[Start DATA TO PROCESS]

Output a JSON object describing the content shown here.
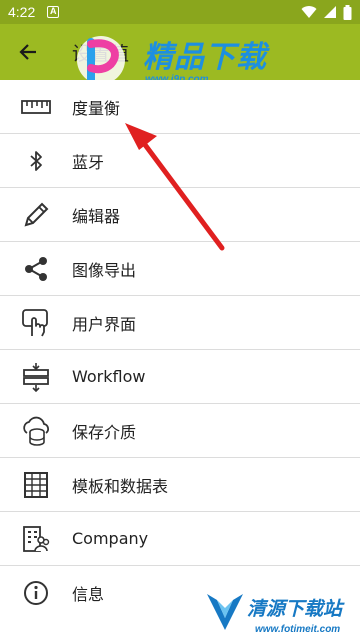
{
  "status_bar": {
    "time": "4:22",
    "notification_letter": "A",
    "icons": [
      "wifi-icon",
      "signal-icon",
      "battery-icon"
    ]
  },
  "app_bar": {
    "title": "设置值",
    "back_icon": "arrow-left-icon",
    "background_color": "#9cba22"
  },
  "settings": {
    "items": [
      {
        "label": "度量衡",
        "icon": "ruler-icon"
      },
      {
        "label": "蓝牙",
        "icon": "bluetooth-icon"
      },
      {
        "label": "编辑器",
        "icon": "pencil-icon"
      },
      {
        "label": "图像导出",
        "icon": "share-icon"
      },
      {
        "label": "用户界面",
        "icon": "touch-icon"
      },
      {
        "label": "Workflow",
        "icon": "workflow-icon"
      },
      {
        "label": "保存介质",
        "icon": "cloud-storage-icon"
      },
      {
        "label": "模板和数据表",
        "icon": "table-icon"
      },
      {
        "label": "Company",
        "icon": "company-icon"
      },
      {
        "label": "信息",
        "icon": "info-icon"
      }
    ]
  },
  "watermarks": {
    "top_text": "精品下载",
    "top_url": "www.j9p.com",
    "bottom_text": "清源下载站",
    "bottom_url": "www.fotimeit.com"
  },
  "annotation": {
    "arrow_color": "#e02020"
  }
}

[End DATA TO PROCESS]
[Start DATA TO PROCESS]

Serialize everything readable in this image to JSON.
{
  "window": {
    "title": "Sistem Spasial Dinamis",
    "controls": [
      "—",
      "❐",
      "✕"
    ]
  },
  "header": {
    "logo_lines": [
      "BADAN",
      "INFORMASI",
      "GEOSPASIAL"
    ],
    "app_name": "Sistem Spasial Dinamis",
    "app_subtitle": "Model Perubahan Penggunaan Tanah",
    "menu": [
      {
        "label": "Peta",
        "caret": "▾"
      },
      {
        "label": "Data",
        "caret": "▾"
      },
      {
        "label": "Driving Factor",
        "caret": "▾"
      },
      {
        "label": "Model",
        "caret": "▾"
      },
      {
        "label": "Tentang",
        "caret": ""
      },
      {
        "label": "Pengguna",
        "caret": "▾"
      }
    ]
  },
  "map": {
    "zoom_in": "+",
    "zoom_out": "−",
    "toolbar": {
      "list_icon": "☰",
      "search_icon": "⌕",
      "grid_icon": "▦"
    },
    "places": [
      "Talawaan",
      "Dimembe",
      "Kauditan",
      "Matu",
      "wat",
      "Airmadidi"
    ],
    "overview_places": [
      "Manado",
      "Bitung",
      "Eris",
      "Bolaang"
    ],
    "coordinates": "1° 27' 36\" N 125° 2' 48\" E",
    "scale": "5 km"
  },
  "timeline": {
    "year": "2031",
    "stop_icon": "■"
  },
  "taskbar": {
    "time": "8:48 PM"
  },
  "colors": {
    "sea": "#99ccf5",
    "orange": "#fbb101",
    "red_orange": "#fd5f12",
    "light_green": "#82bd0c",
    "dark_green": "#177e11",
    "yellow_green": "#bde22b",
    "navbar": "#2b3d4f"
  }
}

[End DATA TO PROCESS]

WHAT YOU SHOULD DO:
In the listing above, count each line that holds the string "Model". Give the number only.

RESPONSE:
2